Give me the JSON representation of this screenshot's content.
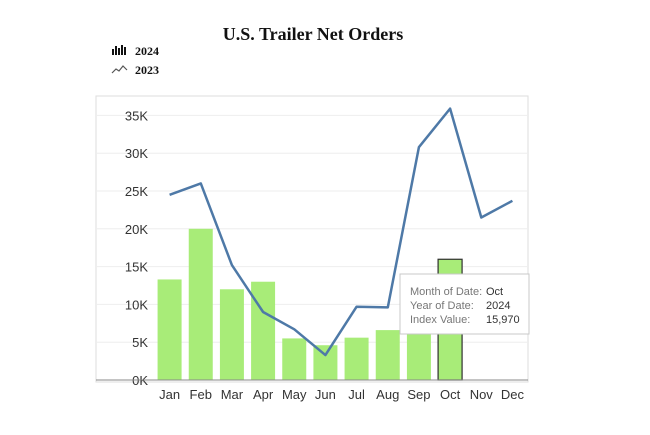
{
  "chart_data": {
    "type": "bar",
    "title": "U.S. Trailer Net Orders",
    "xlabel": "",
    "ylabel": "",
    "categories": [
      "Jan",
      "Feb",
      "Mar",
      "Apr",
      "May",
      "Jun",
      "Jul",
      "Aug",
      "Sep",
      "Oct",
      "Nov",
      "Dec"
    ],
    "y_ticks": [
      "0K",
      "5K",
      "10K",
      "15K",
      "20K",
      "25K",
      "30K",
      "35K"
    ],
    "ylim": [
      0,
      36000
    ],
    "grid": true,
    "legend_position": "top-left",
    "series": [
      {
        "name": "2024",
        "type": "bar",
        "color": "#a8ec78",
        "values": [
          13300,
          20000,
          12000,
          13000,
          5500,
          4600,
          5600,
          6600,
          6100,
          15970,
          null,
          null
        ]
      },
      {
        "name": "2023",
        "type": "line",
        "color": "#4e79a7",
        "values": [
          24500,
          26000,
          15200,
          9000,
          6700,
          3300,
          9700,
          9600,
          30800,
          35900,
          21500,
          23700
        ]
      }
    ],
    "highlighted": {
      "category_index": 9,
      "tooltip": {
        "rows": [
          {
            "label": "Month of Date:",
            "value": "Oct"
          },
          {
            "label": "Year of Date:",
            "value": "2024"
          },
          {
            "label": "Index Value:",
            "value": "15,970"
          }
        ]
      }
    }
  }
}
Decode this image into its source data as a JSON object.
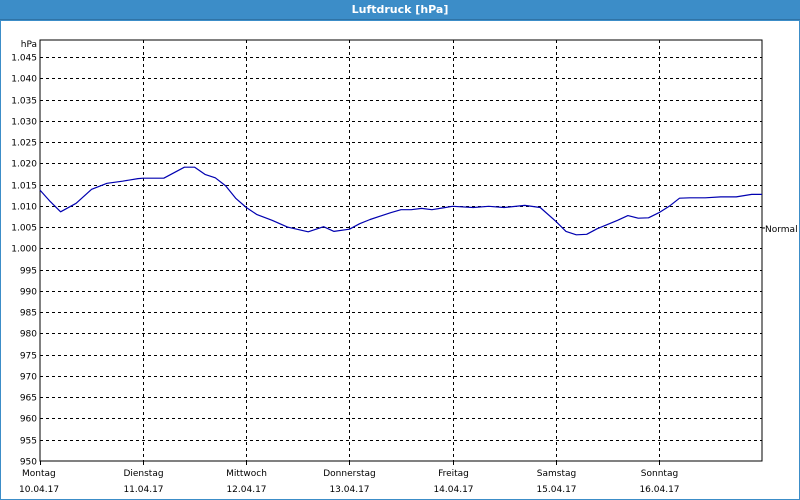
{
  "window": {
    "title": "Luftdruck [hPa]"
  },
  "chart_data": {
    "type": "line",
    "title": "Luftdruck [hPa]",
    "ylabel": "hPa",
    "ylim": [
      950,
      1049
    ],
    "ytick_values": [
      950,
      955,
      960,
      965,
      970,
      975,
      980,
      985,
      990,
      995,
      1000,
      1005,
      1010,
      1015,
      1020,
      1025,
      1030,
      1035,
      1040,
      1045
    ],
    "ytick_labels": [
      "950",
      "955",
      "960",
      "965",
      "970",
      "975",
      "980",
      "985",
      "990",
      "995",
      "1.000",
      "1.005",
      "1.010",
      "1.015",
      "1.020",
      "1.025",
      "1.030",
      "1.035",
      "1.040",
      "1.045"
    ],
    "xlim": [
      0,
      7
    ],
    "xtick_values": [
      0,
      1,
      2,
      3,
      4,
      5,
      6
    ],
    "xtick_days": [
      "Montag",
      "Dienstag",
      "Mittwoch",
      "Donnerstag",
      "Freitag",
      "Samstag",
      "Sonntag"
    ],
    "xtick_dates": [
      "10.04.17",
      "11.04.17",
      "12.04.17",
      "13.04.17",
      "14.04.17",
      "15.04.17",
      "16.04.17"
    ],
    "grid": true,
    "annotation": {
      "label": "Normal",
      "y": 1004.8
    },
    "line_color": "#0000b0",
    "series": [
      {
        "x": [
          0,
          0.1,
          0.2,
          0.35,
          0.5,
          0.65,
          0.8,
          0.95,
          1.0,
          1.1,
          1.2,
          1.3,
          1.4,
          1.5,
          1.6,
          1.7,
          1.8,
          1.9,
          2.0,
          2.1,
          2.25,
          2.4,
          2.6,
          2.75,
          2.85,
          3.0,
          3.1,
          3.2,
          3.3,
          3.4,
          3.5,
          3.6,
          3.7,
          3.8,
          3.9,
          4.0,
          4.2,
          4.35,
          4.5,
          4.7,
          4.85,
          5.0,
          5.1,
          5.2,
          5.3,
          5.4,
          5.5,
          5.6,
          5.7,
          5.8,
          5.9,
          6.0,
          6.1,
          6.2,
          6.3,
          6.45,
          6.6,
          6.75,
          6.9,
          7.0
        ],
        "y": [
          1013.7,
          1011.0,
          1008.6,
          1010.6,
          1013.9,
          1015.3,
          1015.8,
          1016.4,
          1016.5,
          1016.5,
          1016.5,
          1017.8,
          1019.1,
          1019.1,
          1017.4,
          1016.6,
          1014.7,
          1011.7,
          1009.6,
          1008.0,
          1006.6,
          1005.0,
          1003.9,
          1005.1,
          1004.0,
          1004.5,
          1005.8,
          1006.8,
          1007.6,
          1008.4,
          1009.1,
          1009.1,
          1009.4,
          1009.1,
          1009.5,
          1009.9,
          1009.6,
          1009.9,
          1009.6,
          1010.1,
          1009.6,
          1006.4,
          1004.0,
          1003.2,
          1003.3,
          1004.6,
          1005.6,
          1006.6,
          1007.7,
          1007.1,
          1007.2,
          1008.4,
          1009.9,
          1011.8,
          1011.9,
          1011.9,
          1012.1,
          1012.1,
          1012.7,
          1012.7
        ]
      }
    ]
  }
}
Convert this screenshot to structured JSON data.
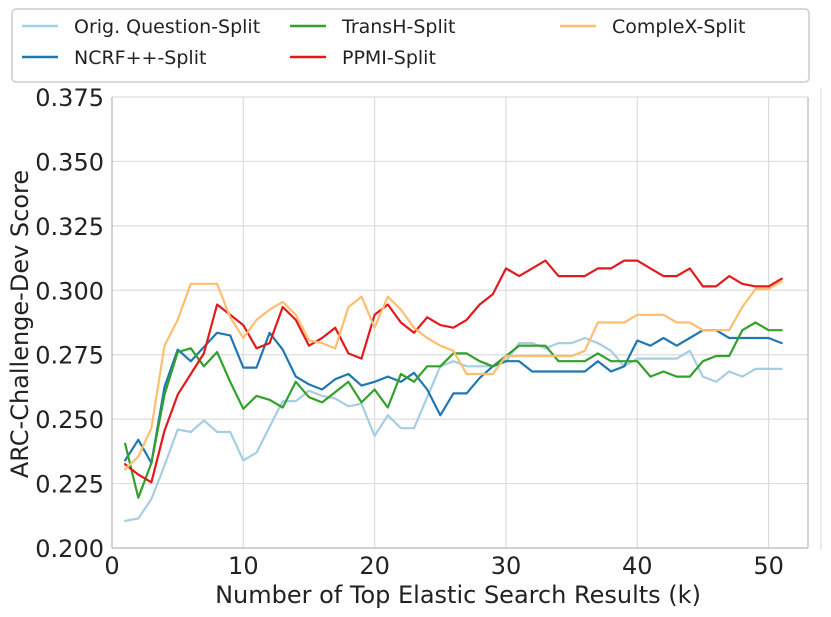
{
  "chart_data": {
    "type": "line",
    "xlabel": "Number of Top Elastic Search Results (k)",
    "ylabel": "ARC-Challenge-Dev Score",
    "xlim": [
      0,
      53
    ],
    "ylim": [
      0.2,
      0.375
    ],
    "xticks": [
      0,
      10,
      20,
      30,
      40,
      50
    ],
    "yticks": [
      0.2,
      0.225,
      0.25,
      0.275,
      0.3,
      0.325,
      0.35,
      0.375
    ],
    "xtick_labels": [
      "0",
      "10",
      "20",
      "30",
      "40",
      "50"
    ],
    "ytick_labels": [
      "0.200",
      "0.225",
      "0.250",
      "0.275",
      "0.300",
      "0.325",
      "0.350",
      "0.375"
    ],
    "grid": true,
    "legend_position": "top",
    "x": [
      1,
      2,
      3,
      4,
      5,
      6,
      7,
      8,
      9,
      10,
      11,
      12,
      13,
      14,
      15,
      16,
      17,
      18,
      19,
      20,
      21,
      22,
      23,
      24,
      25,
      26,
      27,
      28,
      29,
      30,
      31,
      32,
      33,
      34,
      35,
      36,
      37,
      38,
      39,
      40,
      41,
      42,
      43,
      44,
      45,
      46,
      47,
      48,
      49,
      50,
      51
    ],
    "series": [
      {
        "name": "Orig. Question-Split",
        "color": "#a6cee3",
        "values": [
          0.2105,
          0.2115,
          0.219,
          0.232,
          0.246,
          0.245,
          0.2495,
          0.245,
          0.245,
          0.234,
          0.237,
          0.247,
          0.257,
          0.257,
          0.261,
          0.259,
          0.258,
          0.255,
          0.256,
          0.2435,
          0.2515,
          0.2465,
          0.2465,
          0.2585,
          0.2705,
          0.2725,
          0.2705,
          0.2705,
          0.2705,
          0.2725,
          0.2795,
          0.2795,
          0.2775,
          0.2795,
          0.2795,
          0.2815,
          0.2795,
          0.2765,
          0.2705,
          0.2735,
          0.2735,
          0.2735,
          0.2735,
          0.2765,
          0.2665,
          0.2645,
          0.2685,
          0.2665,
          0.2695,
          0.2695,
          0.2695
        ]
      },
      {
        "name": "NCRF++-Split",
        "color": "#1f78b4",
        "values": [
          0.234,
          0.242,
          0.233,
          0.2625,
          0.277,
          0.2725,
          0.278,
          0.2835,
          0.2825,
          0.27,
          0.27,
          0.2835,
          0.277,
          0.2665,
          0.2635,
          0.2615,
          0.2655,
          0.2675,
          0.263,
          0.2645,
          0.2665,
          0.2645,
          0.268,
          0.2615,
          0.2515,
          0.26,
          0.26,
          0.266,
          0.2705,
          0.2725,
          0.2725,
          0.2685,
          0.2685,
          0.2685,
          0.2685,
          0.2685,
          0.2725,
          0.2685,
          0.2705,
          0.2805,
          0.2785,
          0.2815,
          0.2785,
          0.2815,
          0.2845,
          0.2845,
          0.2815,
          0.2815,
          0.2815,
          0.2815,
          0.2795
        ]
      },
      {
        "name": "TransH-Split",
        "color": "#33a02c",
        "values": [
          0.2405,
          0.2195,
          0.233,
          0.2595,
          0.276,
          0.2775,
          0.2705,
          0.276,
          0.2645,
          0.254,
          0.259,
          0.2575,
          0.2545,
          0.2645,
          0.2585,
          0.2565,
          0.2605,
          0.2645,
          0.2565,
          0.2615,
          0.2545,
          0.2675,
          0.2645,
          0.2705,
          0.2705,
          0.2755,
          0.2755,
          0.2725,
          0.2705,
          0.2745,
          0.2785,
          0.2785,
          0.2785,
          0.2725,
          0.2725,
          0.2725,
          0.2755,
          0.2725,
          0.2725,
          0.2725,
          0.2665,
          0.2685,
          0.2665,
          0.2665,
          0.2725,
          0.2745,
          0.2745,
          0.2845,
          0.2875,
          0.2845,
          0.2845
        ]
      },
      {
        "name": "PPMI-Split",
        "color": "#e31a1c",
        "values": [
          0.2325,
          0.2285,
          0.2255,
          0.2455,
          0.2595,
          0.2675,
          0.2755,
          0.2945,
          0.2905,
          0.2865,
          0.2775,
          0.2795,
          0.2935,
          0.2885,
          0.2785,
          0.2815,
          0.2855,
          0.2755,
          0.2735,
          0.2905,
          0.2945,
          0.2875,
          0.2835,
          0.2895,
          0.2865,
          0.2855,
          0.2885,
          0.2945,
          0.2985,
          0.3085,
          0.3055,
          0.3085,
          0.3115,
          0.3055,
          0.3055,
          0.3055,
          0.3085,
          0.3085,
          0.3115,
          0.3115,
          0.3085,
          0.3055,
          0.3055,
          0.3085,
          0.3015,
          0.3015,
          0.3055,
          0.3025,
          0.3015,
          0.3015,
          0.3045
        ]
      },
      {
        "name": "CompleX-Split",
        "color": "#fdbf6f",
        "values": [
          0.2305,
          0.2355,
          0.2465,
          0.2785,
          0.2885,
          0.3025,
          0.3025,
          0.3025,
          0.2895,
          0.2815,
          0.2885,
          0.2925,
          0.2955,
          0.2905,
          0.2805,
          0.2795,
          0.2775,
          0.2935,
          0.2975,
          0.2855,
          0.2975,
          0.2925,
          0.2855,
          0.2815,
          0.2785,
          0.2765,
          0.2675,
          0.2675,
          0.2675,
          0.2745,
          0.2745,
          0.2745,
          0.2745,
          0.2745,
          0.2745,
          0.2765,
          0.2875,
          0.2875,
          0.2875,
          0.2905,
          0.2905,
          0.2905,
          0.2875,
          0.2875,
          0.2845,
          0.2845,
          0.2845,
          0.2935,
          0.3005,
          0.3005,
          0.3035
        ]
      }
    ]
  }
}
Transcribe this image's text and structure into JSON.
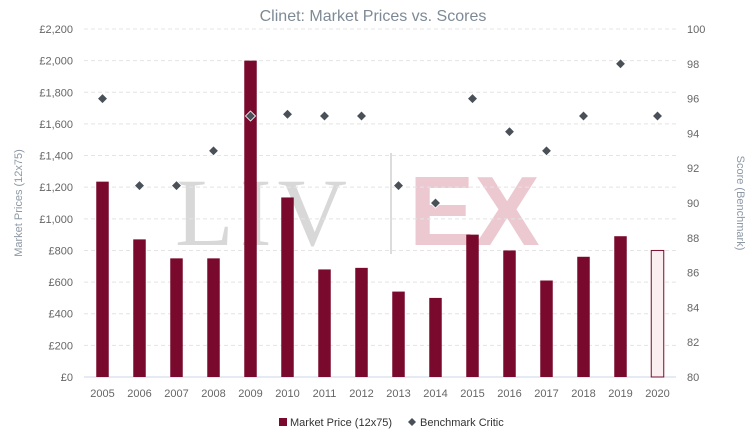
{
  "chart_data": {
    "type": "bar",
    "title": "Clinet: Market Prices vs. Scores",
    "categories": [
      "2005",
      "2006",
      "2007",
      "2008",
      "2009",
      "2010",
      "2011",
      "2012",
      "2013",
      "2014",
      "2015",
      "2016",
      "2017",
      "2018",
      "2019",
      "2020"
    ],
    "series": [
      {
        "name": "Market Price (12x75)",
        "kind": "bar",
        "axis": "left",
        "color": "#7a0a2d",
        "values": [
          1235,
          870,
          750,
          750,
          2000,
          1135,
          680,
          690,
          540,
          500,
          900,
          800,
          610,
          760,
          890,
          800
        ],
        "highlight_last_as_outline": true,
        "outline_fill": "#fbeef1"
      },
      {
        "name": "Benchmark Critic",
        "kind": "scatter",
        "marker": "diamond",
        "axis": "right",
        "color": "#4a5058",
        "values": [
          96,
          91,
          91,
          93,
          95,
          95.1,
          95,
          95,
          91,
          90,
          96,
          94.1,
          93,
          95,
          98,
          95
        ]
      }
    ],
    "y_left": {
      "label": "Market Prices (12x75)",
      "min": 0,
      "max": 2200,
      "step": 200,
      "ticks": [
        "£0",
        "£200",
        "£400",
        "£600",
        "£800",
        "£1,000",
        "£1,200",
        "£1,400",
        "£1,600",
        "£1,800",
        "£2,000",
        "£2,200"
      ]
    },
    "y_right": {
      "label": "Score (Benchmark)",
      "min": 80,
      "max": 100,
      "step": 2,
      "ticks": [
        "80",
        "82",
        "84",
        "86",
        "88",
        "90",
        "92",
        "94",
        "96",
        "98",
        "100"
      ]
    },
    "grid": "horizontal-dashed",
    "legend": {
      "position": "bottom-center",
      "items": [
        "Market Price (12x75)",
        "Benchmark Critic"
      ]
    },
    "watermark": {
      "text_left": "LIV",
      "text_right": "EX",
      "color_left": "#d8d8d8",
      "color_right": "#ecc8d1"
    }
  }
}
□ □ □ □
### GIVEN PROBLEM
Read through the entries and copy each line in which "title" appears.

### SOLUTION FOR THIS TASK
    "title": "U.S. Trailer Net Orders",
    "title": "Luftdruck [hPa]"
    "title": "Luftdruck [hPa]",
    "title": "Clinet: Market Prices vs. Scores",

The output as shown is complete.